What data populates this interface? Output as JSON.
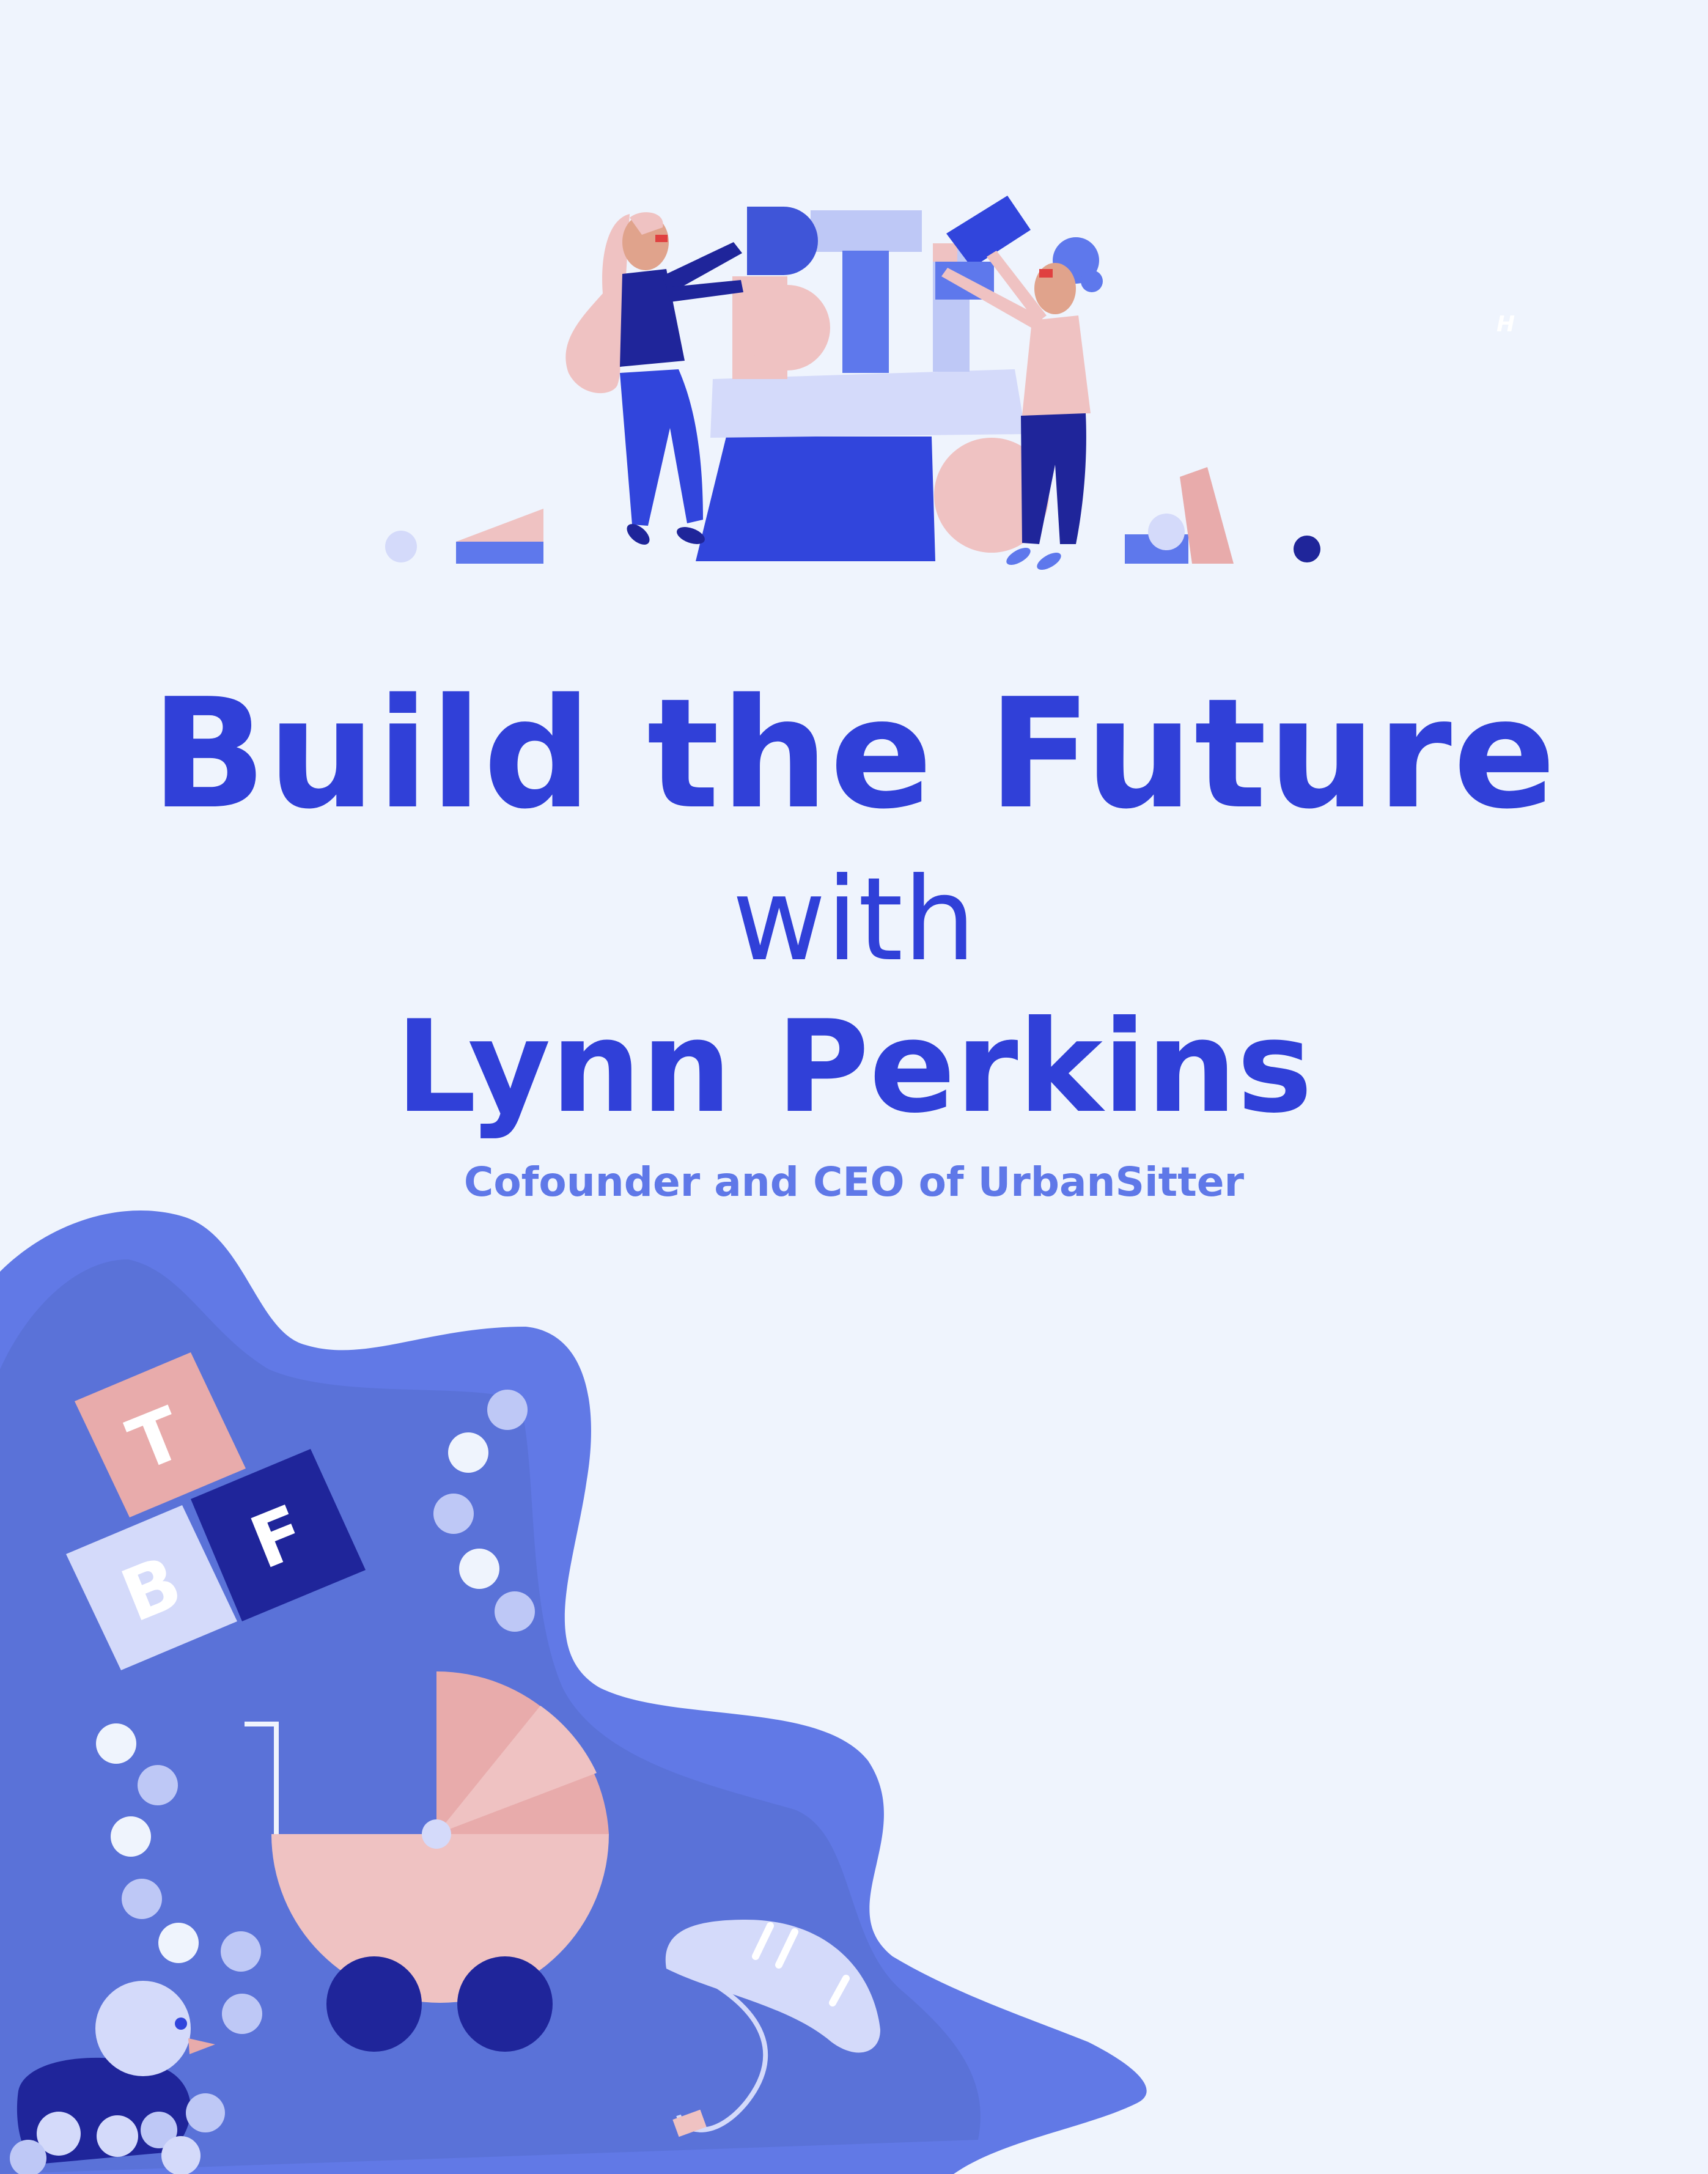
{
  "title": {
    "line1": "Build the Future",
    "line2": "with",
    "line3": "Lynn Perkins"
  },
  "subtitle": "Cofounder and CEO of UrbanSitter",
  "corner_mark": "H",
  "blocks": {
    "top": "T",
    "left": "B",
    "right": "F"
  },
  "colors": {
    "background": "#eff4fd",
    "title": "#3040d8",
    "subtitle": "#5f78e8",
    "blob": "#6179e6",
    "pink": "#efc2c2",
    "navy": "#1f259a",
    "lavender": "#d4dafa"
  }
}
-------------------------
**What you will do:** Please transcribe the material above exactly as written. Leave the pictures out.

**Exercise solution:**
What data populates this interface? Output as JSON.
{
  "title": {
    "line1": "Build the Future",
    "line2": "with",
    "line3": "Lynn Perkins"
  },
  "subtitle": "Cofounder and CEO of UrbanSitter",
  "corner_mark": "H",
  "blocks": {
    "top": "T",
    "left": "B",
    "right": "F"
  },
  "colors": {
    "background": "#eff4fd",
    "title": "#3040d8",
    "subtitle": "#5f78e8",
    "blob": "#6179e6",
    "pink": "#efc2c2",
    "navy": "#1f259a",
    "lavender": "#d4dafa"
  }
}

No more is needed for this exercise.